### [Problem description]
Show me every line in the listing that has the word "figure".

[Start of section]

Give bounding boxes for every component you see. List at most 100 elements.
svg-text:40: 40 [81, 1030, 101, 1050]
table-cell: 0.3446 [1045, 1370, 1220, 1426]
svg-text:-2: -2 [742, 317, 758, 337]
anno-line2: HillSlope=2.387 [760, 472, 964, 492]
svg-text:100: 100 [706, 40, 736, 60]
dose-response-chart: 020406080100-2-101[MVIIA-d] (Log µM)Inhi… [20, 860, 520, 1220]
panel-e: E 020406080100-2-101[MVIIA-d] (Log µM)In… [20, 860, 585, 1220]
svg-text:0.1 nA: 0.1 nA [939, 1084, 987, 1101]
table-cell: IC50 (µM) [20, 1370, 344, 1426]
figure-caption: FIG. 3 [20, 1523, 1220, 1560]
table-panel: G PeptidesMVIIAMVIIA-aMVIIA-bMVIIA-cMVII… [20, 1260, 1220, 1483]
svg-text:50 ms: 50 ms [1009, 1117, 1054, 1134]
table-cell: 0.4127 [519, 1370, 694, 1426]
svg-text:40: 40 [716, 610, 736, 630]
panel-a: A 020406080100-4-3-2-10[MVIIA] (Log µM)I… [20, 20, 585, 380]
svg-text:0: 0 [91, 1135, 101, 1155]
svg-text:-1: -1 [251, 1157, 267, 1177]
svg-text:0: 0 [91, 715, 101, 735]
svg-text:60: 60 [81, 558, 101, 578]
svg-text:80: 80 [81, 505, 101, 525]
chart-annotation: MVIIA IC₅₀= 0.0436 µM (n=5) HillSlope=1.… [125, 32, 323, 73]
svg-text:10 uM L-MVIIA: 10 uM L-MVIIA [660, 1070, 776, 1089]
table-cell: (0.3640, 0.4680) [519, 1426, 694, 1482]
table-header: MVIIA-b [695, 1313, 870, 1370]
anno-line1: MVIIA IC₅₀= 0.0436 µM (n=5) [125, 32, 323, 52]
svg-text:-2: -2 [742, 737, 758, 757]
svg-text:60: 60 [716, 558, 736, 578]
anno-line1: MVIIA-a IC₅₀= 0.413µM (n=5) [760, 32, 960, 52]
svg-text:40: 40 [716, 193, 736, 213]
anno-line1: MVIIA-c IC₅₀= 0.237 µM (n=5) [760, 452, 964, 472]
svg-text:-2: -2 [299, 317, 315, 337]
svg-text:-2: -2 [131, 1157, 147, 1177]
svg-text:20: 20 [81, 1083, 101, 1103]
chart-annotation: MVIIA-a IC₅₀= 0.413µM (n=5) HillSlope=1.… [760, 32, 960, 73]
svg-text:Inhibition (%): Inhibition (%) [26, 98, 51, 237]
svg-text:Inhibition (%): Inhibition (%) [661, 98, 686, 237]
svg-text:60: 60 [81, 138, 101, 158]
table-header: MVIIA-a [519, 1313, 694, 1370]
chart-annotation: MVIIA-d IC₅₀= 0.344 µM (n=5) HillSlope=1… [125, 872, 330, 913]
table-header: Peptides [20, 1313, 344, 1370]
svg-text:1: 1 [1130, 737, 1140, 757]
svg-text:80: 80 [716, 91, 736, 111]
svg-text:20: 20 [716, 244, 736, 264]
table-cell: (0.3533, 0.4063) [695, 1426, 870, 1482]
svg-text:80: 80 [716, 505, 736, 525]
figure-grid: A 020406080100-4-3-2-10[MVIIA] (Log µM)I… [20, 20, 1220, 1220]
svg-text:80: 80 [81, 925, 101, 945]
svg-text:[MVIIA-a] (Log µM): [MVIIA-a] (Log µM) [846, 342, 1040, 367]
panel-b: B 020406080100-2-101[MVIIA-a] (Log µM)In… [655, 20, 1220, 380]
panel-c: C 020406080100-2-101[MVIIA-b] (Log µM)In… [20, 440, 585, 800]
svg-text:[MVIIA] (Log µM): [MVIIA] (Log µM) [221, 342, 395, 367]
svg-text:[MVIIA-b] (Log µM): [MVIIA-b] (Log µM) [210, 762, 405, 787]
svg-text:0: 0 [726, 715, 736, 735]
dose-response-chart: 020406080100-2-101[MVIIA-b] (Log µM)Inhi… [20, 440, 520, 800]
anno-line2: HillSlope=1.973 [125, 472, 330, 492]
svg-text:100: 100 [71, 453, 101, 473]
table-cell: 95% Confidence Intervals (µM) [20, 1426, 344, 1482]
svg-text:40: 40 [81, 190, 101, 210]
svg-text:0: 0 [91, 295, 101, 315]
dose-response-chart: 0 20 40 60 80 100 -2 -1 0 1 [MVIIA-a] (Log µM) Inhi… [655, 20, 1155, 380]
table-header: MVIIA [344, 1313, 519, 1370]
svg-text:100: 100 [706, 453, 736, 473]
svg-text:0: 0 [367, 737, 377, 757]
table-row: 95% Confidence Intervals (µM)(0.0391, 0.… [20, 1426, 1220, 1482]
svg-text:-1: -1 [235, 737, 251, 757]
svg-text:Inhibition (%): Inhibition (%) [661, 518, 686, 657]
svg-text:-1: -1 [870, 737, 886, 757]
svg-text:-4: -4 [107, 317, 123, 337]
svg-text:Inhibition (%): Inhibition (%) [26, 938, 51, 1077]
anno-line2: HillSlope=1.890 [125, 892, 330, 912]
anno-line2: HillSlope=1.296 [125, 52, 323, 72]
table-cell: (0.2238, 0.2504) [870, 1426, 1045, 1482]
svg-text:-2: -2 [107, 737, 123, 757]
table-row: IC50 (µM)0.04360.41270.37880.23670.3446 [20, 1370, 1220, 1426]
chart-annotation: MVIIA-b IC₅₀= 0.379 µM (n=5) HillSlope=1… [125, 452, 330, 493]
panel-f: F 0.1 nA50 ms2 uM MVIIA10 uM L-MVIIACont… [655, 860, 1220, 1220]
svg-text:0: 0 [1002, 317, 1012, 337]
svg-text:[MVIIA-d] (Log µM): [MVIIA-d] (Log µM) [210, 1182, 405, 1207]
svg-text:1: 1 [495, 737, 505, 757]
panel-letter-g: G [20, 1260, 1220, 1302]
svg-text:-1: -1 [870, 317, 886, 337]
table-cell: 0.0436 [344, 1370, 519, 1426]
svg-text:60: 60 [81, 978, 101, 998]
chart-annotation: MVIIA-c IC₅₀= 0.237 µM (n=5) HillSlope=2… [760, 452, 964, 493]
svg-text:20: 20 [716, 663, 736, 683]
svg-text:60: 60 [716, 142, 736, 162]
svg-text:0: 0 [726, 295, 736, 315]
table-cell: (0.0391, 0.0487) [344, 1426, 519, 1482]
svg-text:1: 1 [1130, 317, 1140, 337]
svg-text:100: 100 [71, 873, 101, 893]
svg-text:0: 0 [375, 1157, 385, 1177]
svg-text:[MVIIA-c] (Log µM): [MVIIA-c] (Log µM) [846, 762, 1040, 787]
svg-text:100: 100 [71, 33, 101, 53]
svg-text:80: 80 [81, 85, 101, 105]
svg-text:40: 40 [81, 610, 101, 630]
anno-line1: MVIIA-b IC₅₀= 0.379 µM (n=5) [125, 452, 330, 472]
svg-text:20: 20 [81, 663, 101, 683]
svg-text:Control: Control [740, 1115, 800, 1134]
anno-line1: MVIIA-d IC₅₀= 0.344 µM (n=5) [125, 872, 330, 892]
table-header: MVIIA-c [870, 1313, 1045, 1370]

[End of section]

### [Problem solution]
figure-caption: FIG. 3 [20, 1523, 1220, 1560]
figure-grid: A 020406080100-4-3-2-10[MVIIA] (Log µM)I… [20, 20, 1220, 1220]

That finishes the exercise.